** Start **
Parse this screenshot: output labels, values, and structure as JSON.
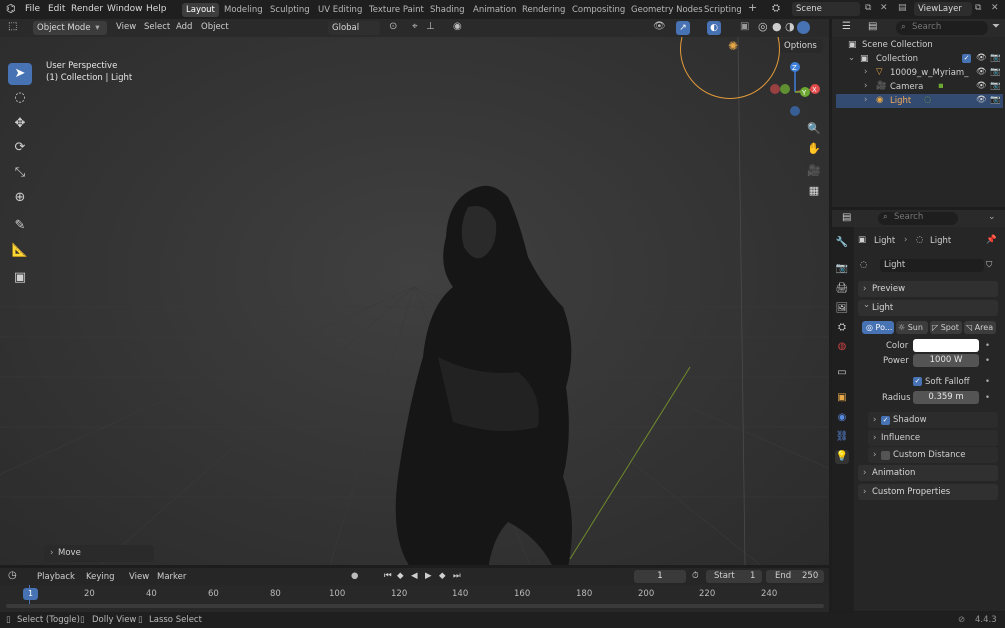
{
  "topbar": {
    "menus": [
      "File",
      "Edit",
      "Render",
      "Window",
      "Help"
    ],
    "workspaces": [
      "Layout",
      "Modeling",
      "Sculpting",
      "UV Editing",
      "Texture Paint",
      "Shading",
      "Animation",
      "Rendering",
      "Compositing",
      "Geometry Nodes",
      "Scripting"
    ],
    "active_workspace": "Layout",
    "add_tab": "+",
    "scene": "Scene",
    "view_layer": "ViewLayer"
  },
  "viewport_header": {
    "mode": "Object Mode",
    "menus": [
      "View",
      "Select",
      "Add",
      "Object"
    ],
    "orientation": "Global",
    "options": "Options"
  },
  "viewport": {
    "perspective": "User Perspective",
    "collection_info": "(1) Collection | Light",
    "gizmo_axes": {
      "x": "X",
      "y": "Y",
      "z": "Z"
    },
    "last_op": "Move"
  },
  "outliner": {
    "search_placeholder": "Search",
    "items": [
      {
        "label": "Scene Collection"
      },
      {
        "label": "Collection"
      },
      {
        "label": "10009_w_Myriam_"
      },
      {
        "label": "Camera"
      },
      {
        "label": "Light"
      }
    ]
  },
  "properties": {
    "search_placeholder": "Search",
    "breadcrumb": [
      "Light",
      "Light"
    ],
    "datablock": "Light",
    "panels": {
      "preview": "Preview",
      "light": "Light",
      "shadow": "Shadow",
      "influence": "Influence",
      "custom_distance": "Custom Distance",
      "animation": "Animation",
      "custom_properties": "Custom Properties"
    },
    "light_types": [
      "Po...",
      "Sun",
      "Spot",
      "Area"
    ],
    "fields": {
      "color_label": "Color",
      "power_label": "Power",
      "power_value": "1000 W",
      "soft_falloff": "Soft Falloff",
      "radius_label": "Radius",
      "radius_value": "0.359 m"
    }
  },
  "timeline": {
    "menus": [
      "Playback",
      "Keying",
      "View",
      "Marker"
    ],
    "current_frame": "1",
    "start_label": "Start",
    "start_value": "1",
    "end_label": "End",
    "end_value": "250",
    "ticks": [
      "1",
      "20",
      "40",
      "60",
      "80",
      "100",
      "120",
      "140",
      "160",
      "180",
      "200",
      "220",
      "240"
    ]
  },
  "statusbar": {
    "hints": [
      "Select (Toggle)",
      "Dolly View",
      "Lasso Select"
    ],
    "version": "4.4.3"
  },
  "colors": {
    "accent": "#4772b3",
    "x_axis": "#e04b4b",
    "y_axis": "#6da832",
    "z_axis": "#3d7fd9"
  }
}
** End **
• **Required work**
Make an exact copy of the whole listing, but don't bring over any pictures.

• **Answer to the task**
Parse this screenshot: output labels, values, and structure as JSON.
{
  "topbar": {
    "menus": [
      "File",
      "Edit",
      "Render",
      "Window",
      "Help"
    ],
    "workspaces": [
      "Layout",
      "Modeling",
      "Sculpting",
      "UV Editing",
      "Texture Paint",
      "Shading",
      "Animation",
      "Rendering",
      "Compositing",
      "Geometry Nodes",
      "Scripting"
    ],
    "active_workspace": "Layout",
    "add_tab": "+",
    "scene": "Scene",
    "view_layer": "ViewLayer"
  },
  "viewport_header": {
    "mode": "Object Mode",
    "menus": [
      "View",
      "Select",
      "Add",
      "Object"
    ],
    "orientation": "Global",
    "options": "Options"
  },
  "viewport": {
    "perspective": "User Perspective",
    "collection_info": "(1) Collection | Light",
    "gizmo_axes": {
      "x": "X",
      "y": "Y",
      "z": "Z"
    },
    "last_op": "Move"
  },
  "outliner": {
    "search_placeholder": "Search",
    "items": [
      {
        "label": "Scene Collection"
      },
      {
        "label": "Collection"
      },
      {
        "label": "10009_w_Myriam_"
      },
      {
        "label": "Camera"
      },
      {
        "label": "Light"
      }
    ]
  },
  "properties": {
    "search_placeholder": "Search",
    "breadcrumb": [
      "Light",
      "Light"
    ],
    "datablock": "Light",
    "panels": {
      "preview": "Preview",
      "light": "Light",
      "shadow": "Shadow",
      "influence": "Influence",
      "custom_distance": "Custom Distance",
      "animation": "Animation",
      "custom_properties": "Custom Properties"
    },
    "light_types": [
      "Po...",
      "Sun",
      "Spot",
      "Area"
    ],
    "fields": {
      "color_label": "Color",
      "power_label": "Power",
      "power_value": "1000 W",
      "soft_falloff": "Soft Falloff",
      "radius_label": "Radius",
      "radius_value": "0.359 m"
    }
  },
  "timeline": {
    "menus": [
      "Playback",
      "Keying",
      "View",
      "Marker"
    ],
    "current_frame": "1",
    "start_label": "Start",
    "start_value": "1",
    "end_label": "End",
    "end_value": "250",
    "ticks": [
      "1",
      "20",
      "40",
      "60",
      "80",
      "100",
      "120",
      "140",
      "160",
      "180",
      "200",
      "220",
      "240"
    ]
  },
  "statusbar": {
    "hints": [
      "Select (Toggle)",
      "Dolly View",
      "Lasso Select"
    ],
    "version": "4.4.3"
  },
  "colors": {
    "accent": "#4772b3",
    "x_axis": "#e04b4b",
    "y_axis": "#6da832",
    "z_axis": "#3d7fd9"
  }
}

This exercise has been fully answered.